#### WHAT THIS TASK INVOLVES
Every record must be repeated exactly, with no omission.

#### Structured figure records
•••
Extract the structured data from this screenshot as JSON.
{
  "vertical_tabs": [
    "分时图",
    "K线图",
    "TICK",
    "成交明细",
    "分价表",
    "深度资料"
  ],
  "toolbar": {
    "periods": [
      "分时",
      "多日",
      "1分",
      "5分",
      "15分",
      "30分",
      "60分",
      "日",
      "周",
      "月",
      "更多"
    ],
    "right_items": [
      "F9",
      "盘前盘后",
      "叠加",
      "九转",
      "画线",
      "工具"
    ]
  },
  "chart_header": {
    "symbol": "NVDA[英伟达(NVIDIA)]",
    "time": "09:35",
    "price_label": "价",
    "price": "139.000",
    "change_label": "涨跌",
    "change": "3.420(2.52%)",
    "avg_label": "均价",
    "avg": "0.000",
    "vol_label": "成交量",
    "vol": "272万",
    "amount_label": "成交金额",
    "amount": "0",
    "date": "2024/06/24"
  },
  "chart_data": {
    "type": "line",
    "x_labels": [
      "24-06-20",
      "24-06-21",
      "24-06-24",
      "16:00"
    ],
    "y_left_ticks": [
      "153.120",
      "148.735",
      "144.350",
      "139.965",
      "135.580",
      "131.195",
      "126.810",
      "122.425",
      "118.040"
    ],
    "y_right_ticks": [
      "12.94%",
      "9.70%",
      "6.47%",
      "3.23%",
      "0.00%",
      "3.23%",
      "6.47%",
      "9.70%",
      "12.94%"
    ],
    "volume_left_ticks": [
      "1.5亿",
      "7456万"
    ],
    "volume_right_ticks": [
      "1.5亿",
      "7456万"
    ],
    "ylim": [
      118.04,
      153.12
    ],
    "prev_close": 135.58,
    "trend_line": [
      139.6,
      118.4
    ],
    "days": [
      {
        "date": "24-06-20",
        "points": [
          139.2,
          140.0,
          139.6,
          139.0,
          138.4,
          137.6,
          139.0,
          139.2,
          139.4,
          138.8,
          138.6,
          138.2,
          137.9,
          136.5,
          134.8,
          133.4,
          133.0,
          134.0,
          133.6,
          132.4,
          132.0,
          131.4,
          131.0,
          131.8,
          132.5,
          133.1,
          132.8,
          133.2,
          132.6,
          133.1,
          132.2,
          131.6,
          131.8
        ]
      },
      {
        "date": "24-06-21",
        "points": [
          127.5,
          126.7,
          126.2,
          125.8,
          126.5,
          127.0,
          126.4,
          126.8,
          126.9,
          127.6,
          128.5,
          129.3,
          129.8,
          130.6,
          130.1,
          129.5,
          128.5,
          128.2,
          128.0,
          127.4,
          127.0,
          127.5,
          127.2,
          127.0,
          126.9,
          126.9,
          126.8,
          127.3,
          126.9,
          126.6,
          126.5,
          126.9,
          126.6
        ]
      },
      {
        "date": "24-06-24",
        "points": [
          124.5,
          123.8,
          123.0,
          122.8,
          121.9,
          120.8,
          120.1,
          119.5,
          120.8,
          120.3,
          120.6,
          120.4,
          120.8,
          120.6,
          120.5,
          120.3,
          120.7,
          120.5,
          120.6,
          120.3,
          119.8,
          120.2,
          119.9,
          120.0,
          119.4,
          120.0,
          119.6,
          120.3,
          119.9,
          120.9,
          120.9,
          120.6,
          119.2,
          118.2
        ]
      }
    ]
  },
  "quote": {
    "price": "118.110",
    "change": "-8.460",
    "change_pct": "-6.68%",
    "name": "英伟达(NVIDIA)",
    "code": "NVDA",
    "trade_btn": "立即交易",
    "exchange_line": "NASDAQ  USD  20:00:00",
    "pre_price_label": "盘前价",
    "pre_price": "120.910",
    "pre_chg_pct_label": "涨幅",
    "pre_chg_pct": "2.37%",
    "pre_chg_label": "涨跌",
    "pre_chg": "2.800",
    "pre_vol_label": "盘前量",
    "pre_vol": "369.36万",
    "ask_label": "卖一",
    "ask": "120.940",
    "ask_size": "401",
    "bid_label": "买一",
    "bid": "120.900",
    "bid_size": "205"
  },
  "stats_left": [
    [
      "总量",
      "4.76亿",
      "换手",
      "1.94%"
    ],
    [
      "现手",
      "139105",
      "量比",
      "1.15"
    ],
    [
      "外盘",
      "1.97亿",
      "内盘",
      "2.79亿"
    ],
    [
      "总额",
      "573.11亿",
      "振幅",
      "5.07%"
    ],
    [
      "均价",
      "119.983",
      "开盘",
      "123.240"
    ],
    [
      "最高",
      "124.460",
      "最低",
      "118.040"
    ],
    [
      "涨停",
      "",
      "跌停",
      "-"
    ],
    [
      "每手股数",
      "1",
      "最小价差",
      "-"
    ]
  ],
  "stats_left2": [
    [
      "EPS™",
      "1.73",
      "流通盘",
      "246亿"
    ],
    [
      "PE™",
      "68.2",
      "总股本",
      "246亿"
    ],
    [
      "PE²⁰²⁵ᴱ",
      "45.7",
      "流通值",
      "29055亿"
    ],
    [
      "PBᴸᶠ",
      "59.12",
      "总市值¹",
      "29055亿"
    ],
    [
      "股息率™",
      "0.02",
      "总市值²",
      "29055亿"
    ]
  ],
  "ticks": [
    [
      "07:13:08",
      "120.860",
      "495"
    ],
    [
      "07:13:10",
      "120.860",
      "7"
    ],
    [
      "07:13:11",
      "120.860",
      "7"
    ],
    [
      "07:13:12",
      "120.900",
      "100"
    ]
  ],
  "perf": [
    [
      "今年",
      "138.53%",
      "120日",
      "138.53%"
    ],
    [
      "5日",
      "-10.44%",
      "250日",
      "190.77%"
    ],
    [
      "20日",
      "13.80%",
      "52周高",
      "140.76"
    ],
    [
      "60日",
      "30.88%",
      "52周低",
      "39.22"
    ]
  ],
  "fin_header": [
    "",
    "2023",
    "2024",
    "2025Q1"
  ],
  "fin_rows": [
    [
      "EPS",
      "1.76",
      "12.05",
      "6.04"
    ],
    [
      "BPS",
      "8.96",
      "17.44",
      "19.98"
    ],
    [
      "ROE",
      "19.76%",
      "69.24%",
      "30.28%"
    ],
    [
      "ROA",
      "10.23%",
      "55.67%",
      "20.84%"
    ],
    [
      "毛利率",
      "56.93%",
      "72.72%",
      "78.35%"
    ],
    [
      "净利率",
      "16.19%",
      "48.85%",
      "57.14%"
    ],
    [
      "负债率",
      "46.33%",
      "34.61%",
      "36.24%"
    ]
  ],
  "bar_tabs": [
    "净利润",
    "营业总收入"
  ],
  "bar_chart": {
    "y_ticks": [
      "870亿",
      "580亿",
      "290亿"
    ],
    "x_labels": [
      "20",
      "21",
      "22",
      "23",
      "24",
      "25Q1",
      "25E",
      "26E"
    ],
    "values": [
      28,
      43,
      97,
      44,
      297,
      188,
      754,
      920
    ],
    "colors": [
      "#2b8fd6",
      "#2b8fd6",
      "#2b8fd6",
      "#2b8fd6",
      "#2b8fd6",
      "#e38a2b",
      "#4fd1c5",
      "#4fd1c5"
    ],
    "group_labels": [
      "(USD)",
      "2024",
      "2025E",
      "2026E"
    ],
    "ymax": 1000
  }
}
•••
#### OUTPUT BELOW
Extract the structured data from this screenshot as JSON.
{
  "vertical_tabs": [
    "分时图",
    "K线图",
    "TICK",
    "成交明细",
    "分价表",
    "深度资料"
  ],
  "toolbar": {
    "periods": [
      "分时",
      "多日",
      "1分",
      "5分",
      "15分",
      "30分",
      "60分",
      "日",
      "周",
      "月",
      "更多"
    ],
    "right_items": [
      "F9",
      "盘前盘后",
      "叠加",
      "九转",
      "画线",
      "工具"
    ]
  },
  "chart_header": {
    "symbol": "NVDA[英伟达(NVIDIA)]",
    "time": "09:35",
    "price_label": "价",
    "price": "139.000",
    "change_label": "涨跌",
    "change": "3.420(2.52%)",
    "avg_label": "均价",
    "avg": "0.000",
    "vol_label": "成交量",
    "vol": "272万",
    "amount_label": "成交金额",
    "amount": "0",
    "date": "2024/06/24"
  },
  "chart_data": {
    "type": "line",
    "x_labels": [
      "24-06-20",
      "24-06-21",
      "24-06-24",
      "16:00"
    ],
    "y_left_ticks": [
      "153.120",
      "148.735",
      "144.350",
      "139.965",
      "135.580",
      "131.195",
      "126.810",
      "122.425",
      "118.040"
    ],
    "y_right_ticks": [
      "12.94%",
      "9.70%",
      "6.47%",
      "3.23%",
      "0.00%",
      "3.23%",
      "6.47%",
      "9.70%",
      "12.94%"
    ],
    "volume_left_ticks": [
      "1.5亿",
      "7456万"
    ],
    "volume_right_ticks": [
      "1.5亿",
      "7456万"
    ],
    "ylim": [
      118.04,
      153.12
    ],
    "prev_close": 135.58,
    "trend_line": [
      139.6,
      118.4
    ],
    "days": [
      {
        "date": "24-06-20",
        "points": [
          139.2,
          140.0,
          139.6,
          139.0,
          138.4,
          137.6,
          139.0,
          139.2,
          139.4,
          138.8,
          138.6,
          138.2,
          137.9,
          136.5,
          134.8,
          133.4,
          133.0,
          134.0,
          133.6,
          132.4,
          132.0,
          131.4,
          131.0,
          131.8,
          132.5,
          133.1,
          132.8,
          133.2,
          132.6,
          133.1,
          132.2,
          131.6,
          131.8
        ]
      },
      {
        "date": "24-06-21",
        "points": [
          127.5,
          126.7,
          126.2,
          125.8,
          126.5,
          127.0,
          126.4,
          126.8,
          126.9,
          127.6,
          128.5,
          129.3,
          129.8,
          130.6,
          130.1,
          129.5,
          128.5,
          128.2,
          128.0,
          127.4,
          127.0,
          127.5,
          127.2,
          127.0,
          126.9,
          126.9,
          126.8,
          127.3,
          126.9,
          126.6,
          126.5,
          126.9,
          126.6
        ]
      },
      {
        "date": "24-06-24",
        "points": [
          124.5,
          123.8,
          123.0,
          122.8,
          121.9,
          120.8,
          120.1,
          119.5,
          120.8,
          120.3,
          120.6,
          120.4,
          120.8,
          120.6,
          120.5,
          120.3,
          120.7,
          120.5,
          120.6,
          120.3,
          119.8,
          120.2,
          119.9,
          120.0,
          119.4,
          120.0,
          119.6,
          120.3,
          119.9,
          120.9,
          120.9,
          120.6,
          119.2,
          118.2
        ]
      }
    ]
  },
  "quote": {
    "price": "118.110",
    "change": "-8.460",
    "change_pct": "-6.68%",
    "name": "英伟达(NVIDIA)",
    "code": "NVDA",
    "trade_btn": "立即交易",
    "exchange_line": "NASDAQ  USD  20:00:00",
    "pre_price_label": "盘前价",
    "pre_price": "120.910",
    "pre_chg_pct_label": "涨幅",
    "pre_chg_pct": "2.37%",
    "pre_chg_label": "涨跌",
    "pre_chg": "2.800",
    "pre_vol_label": "盘前量",
    "pre_vol": "369.36万",
    "ask_label": "卖一",
    "ask": "120.940",
    "ask_size": "401",
    "bid_label": "买一",
    "bid": "120.900",
    "bid_size": "205"
  },
  "stats_left": [
    [
      "总量",
      "4.76亿",
      "换手",
      "1.94%"
    ],
    [
      "现手",
      "139105",
      "量比",
      "1.15"
    ],
    [
      "外盘",
      "1.97亿",
      "内盘",
      "2.79亿"
    ],
    [
      "总额",
      "573.11亿",
      "振幅",
      "5.07%"
    ],
    [
      "均价",
      "119.983",
      "开盘",
      "123.240"
    ],
    [
      "最高",
      "124.460",
      "最低",
      "118.040"
    ],
    [
      "涨停",
      "",
      "跌停",
      "-"
    ],
    [
      "每手股数",
      "1",
      "最小价差",
      "-"
    ]
  ],
  "stats_left2": [
    [
      "EPS™",
      "1.73",
      "流通盘",
      "246亿"
    ],
    [
      "PE™",
      "68.2",
      "总股本",
      "246亿"
    ],
    [
      "PE²⁰²⁵ᴱ",
      "45.7",
      "流通值",
      "29055亿"
    ],
    [
      "PBᴸᶠ",
      "59.12",
      "总市值¹",
      "29055亿"
    ],
    [
      "股息率™",
      "0.02",
      "总市值²",
      "29055亿"
    ]
  ],
  "ticks": [
    [
      "07:13:08",
      "120.860",
      "495"
    ],
    [
      "07:13:10",
      "120.860",
      "7"
    ],
    [
      "07:13:11",
      "120.860",
      "7"
    ],
    [
      "07:13:12",
      "120.900",
      "100"
    ]
  ],
  "perf": [
    [
      "今年",
      "138.53%",
      "120日",
      "138.53%"
    ],
    [
      "5日",
      "-10.44%",
      "250日",
      "190.77%"
    ],
    [
      "20日",
      "13.80%",
      "52周高",
      "140.76"
    ],
    [
      "60日",
      "30.88%",
      "52周低",
      "39.22"
    ]
  ],
  "fin_header": [
    "",
    "2023",
    "2024",
    "2025Q1"
  ],
  "fin_rows": [
    [
      "EPS",
      "1.76",
      "12.05",
      "6.04"
    ],
    [
      "BPS",
      "8.96",
      "17.44",
      "19.98"
    ],
    [
      "ROE",
      "19.76%",
      "69.24%",
      "30.28%"
    ],
    [
      "ROA",
      "10.23%",
      "55.67%",
      "20.84%"
    ],
    [
      "毛利率",
      "56.93%",
      "72.72%",
      "78.35%"
    ],
    [
      "净利率",
      "16.19%",
      "48.85%",
      "57.14%"
    ],
    [
      "负债率",
      "46.33%",
      "34.61%",
      "36.24%"
    ]
  ],
  "bar_tabs": [
    "净利润",
    "营业总收入"
  ],
  "bar_chart": {
    "y_ticks": [
      "870亿",
      "580亿",
      "290亿"
    ],
    "x_labels": [
      "20",
      "21",
      "22",
      "23",
      "24",
      "25Q1",
      "25E",
      "26E"
    ],
    "values": [
      28,
      43,
      97,
      44,
      297,
      188,
      754,
      920
    ],
    "colors": [
      "#2b8fd6",
      "#2b8fd6",
      "#2b8fd6",
      "#2b8fd6",
      "#2b8fd6",
      "#e38a2b",
      "#4fd1c5",
      "#4fd1c5"
    ],
    "group_labels": [
      "(USD)",
      "2024",
      "2025E",
      "2026E"
    ],
    "ymax": 1000
  }
}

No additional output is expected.